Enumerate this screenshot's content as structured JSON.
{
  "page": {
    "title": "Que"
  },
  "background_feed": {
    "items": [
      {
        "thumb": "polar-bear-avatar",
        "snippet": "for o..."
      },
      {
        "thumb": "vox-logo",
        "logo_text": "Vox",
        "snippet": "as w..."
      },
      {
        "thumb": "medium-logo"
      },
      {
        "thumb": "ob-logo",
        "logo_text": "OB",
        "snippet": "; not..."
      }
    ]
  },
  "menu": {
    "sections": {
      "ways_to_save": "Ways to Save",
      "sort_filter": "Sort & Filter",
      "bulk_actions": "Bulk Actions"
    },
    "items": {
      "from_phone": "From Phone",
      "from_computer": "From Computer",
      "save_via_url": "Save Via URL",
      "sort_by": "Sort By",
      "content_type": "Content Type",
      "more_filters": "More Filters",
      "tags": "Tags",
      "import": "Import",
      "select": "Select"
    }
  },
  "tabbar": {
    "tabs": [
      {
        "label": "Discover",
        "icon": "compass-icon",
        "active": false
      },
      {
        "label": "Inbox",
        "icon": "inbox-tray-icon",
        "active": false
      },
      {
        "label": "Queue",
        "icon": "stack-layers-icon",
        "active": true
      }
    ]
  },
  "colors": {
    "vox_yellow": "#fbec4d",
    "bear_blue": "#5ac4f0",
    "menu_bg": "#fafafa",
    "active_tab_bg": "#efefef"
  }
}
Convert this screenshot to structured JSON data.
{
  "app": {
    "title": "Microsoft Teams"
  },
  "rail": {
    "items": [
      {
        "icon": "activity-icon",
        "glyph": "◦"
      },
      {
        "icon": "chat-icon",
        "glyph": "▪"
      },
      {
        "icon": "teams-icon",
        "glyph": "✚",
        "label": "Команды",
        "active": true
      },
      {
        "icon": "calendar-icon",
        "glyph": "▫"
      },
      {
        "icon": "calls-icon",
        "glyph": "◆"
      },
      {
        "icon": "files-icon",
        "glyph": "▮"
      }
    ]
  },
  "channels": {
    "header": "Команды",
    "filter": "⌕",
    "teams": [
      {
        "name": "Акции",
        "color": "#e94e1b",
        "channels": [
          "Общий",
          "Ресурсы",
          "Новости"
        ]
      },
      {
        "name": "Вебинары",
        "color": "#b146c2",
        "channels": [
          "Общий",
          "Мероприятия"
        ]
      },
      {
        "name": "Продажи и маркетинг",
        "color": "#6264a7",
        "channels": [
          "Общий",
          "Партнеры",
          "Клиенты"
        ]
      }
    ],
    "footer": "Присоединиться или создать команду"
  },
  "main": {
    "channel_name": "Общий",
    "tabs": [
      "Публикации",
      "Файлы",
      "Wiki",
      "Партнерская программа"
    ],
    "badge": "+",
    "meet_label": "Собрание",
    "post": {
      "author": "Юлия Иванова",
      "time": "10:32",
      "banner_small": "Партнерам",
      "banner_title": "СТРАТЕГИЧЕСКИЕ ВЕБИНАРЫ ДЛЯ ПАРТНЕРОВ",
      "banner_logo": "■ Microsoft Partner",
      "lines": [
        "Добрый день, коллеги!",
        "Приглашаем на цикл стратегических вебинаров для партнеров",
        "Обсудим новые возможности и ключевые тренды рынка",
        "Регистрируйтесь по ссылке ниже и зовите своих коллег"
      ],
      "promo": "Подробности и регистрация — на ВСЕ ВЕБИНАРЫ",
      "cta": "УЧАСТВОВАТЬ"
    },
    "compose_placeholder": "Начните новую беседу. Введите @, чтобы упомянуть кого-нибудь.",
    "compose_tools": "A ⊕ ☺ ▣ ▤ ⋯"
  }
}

— Written request —
Set down all of the data above, word for word.

— Result for this task —
Enumerate this screenshot's content as structured JSON.
{
  "page": {
    "title": "Que"
  },
  "background_feed": {
    "items": [
      {
        "thumb": "polar-bear-avatar",
        "snippet": "for o..."
      },
      {
        "thumb": "vox-logo",
        "logo_text": "Vox",
        "snippet": "as w..."
      },
      {
        "thumb": "medium-logo"
      },
      {
        "thumb": "ob-logo",
        "logo_text": "OB",
        "snippet": "; not..."
      }
    ]
  },
  "menu": {
    "sections": {
      "ways_to_save": "Ways to Save",
      "sort_filter": "Sort & Filter",
      "bulk_actions": "Bulk Actions"
    },
    "items": {
      "from_phone": "From Phone",
      "from_computer": "From Computer",
      "save_via_url": "Save Via URL",
      "sort_by": "Sort By",
      "content_type": "Content Type",
      "more_filters": "More Filters",
      "tags": "Tags",
      "import": "Import",
      "select": "Select"
    }
  },
  "tabbar": {
    "tabs": [
      {
        "label": "Discover",
        "icon": "compass-icon",
        "active": false
      },
      {
        "label": "Inbox",
        "icon": "inbox-tray-icon",
        "active": false
      },
      {
        "label": "Queue",
        "icon": "stack-layers-icon",
        "active": true
      }
    ]
  },
  "colors": {
    "vox_yellow": "#fbec4d",
    "bear_blue": "#5ac4f0",
    "menu_bg": "#fafafa",
    "active_tab_bg": "#efefef"
  }
}
Convert this screenshot to structured JSON data.
{
  "app": {
    "title": "Microsoft Teams"
  },
  "rail": {
    "items": [
      {
        "icon": "activity-icon",
        "glyph": "◦"
      },
      {
        "icon": "chat-icon",
        "glyph": "▪"
      },
      {
        "icon": "teams-icon",
        "glyph": "✚",
        "label": "Команды",
        "active": true
      },
      {
        "icon": "calendar-icon",
        "glyph": "▫"
      },
      {
        "icon": "calls-icon",
        "glyph": "◆"
      },
      {
        "icon": "files-icon",
        "glyph": "▮"
      }
    ]
  },
  "channels": {
    "header": "Команды",
    "filter": "⌕",
    "teams": [
      {
        "name": "Акции",
        "color": "#e94e1b",
        "channels": [
          "Общий",
          "Ресурсы",
          "Новости"
        ]
      },
      {
        "name": "Вебинары",
        "color": "#b146c2",
        "channels": [
          "Общий",
          "Мероприятия"
        ]
      },
      {
        "name": "Продажи и маркетинг",
        "color": "#6264a7",
        "channels": [
          "Общий",
          "Партнеры",
          "Клиенты"
        ]
      }
    ],
    "footer": "Присоединиться или создать команду"
  },
  "main": {
    "channel_name": "Общий",
    "tabs": [
      "Публикации",
      "Файлы",
      "Wiki",
      "Партнерская программа"
    ],
    "badge": "+",
    "meet_label": "Собрание",
    "post": {
      "author": "Юлия Иванова",
      "time": "10:32",
      "banner_small": "Партнерам",
      "banner_title": "СТРАТЕГИЧЕСКИЕ ВЕБИНАРЫ ДЛЯ ПАРТНЕРОВ",
      "banner_logo": "■ Microsoft Partner",
      "lines": [
        "Добрый день, коллеги!",
        "Приглашаем на цикл стратегических вебинаров для партнеров",
        "Обсудим новые возможности и ключевые тренды рынка",
        "Регистрируйтесь по ссылке ниже и зовите своих коллег"
      ],
      "promo": "Подробности и регистрация — на ВСЕ ВЕБИНАРЫ",
      "cta": "УЧАСТВОВАТЬ"
    },
    "compose_placeholder": "Начните новую беседу. Введите @, чтобы упомянуть кого-нибудь.",
    "compose_tools": "A ⊕ ☺ ▣ ▤ ⋯"
  }
}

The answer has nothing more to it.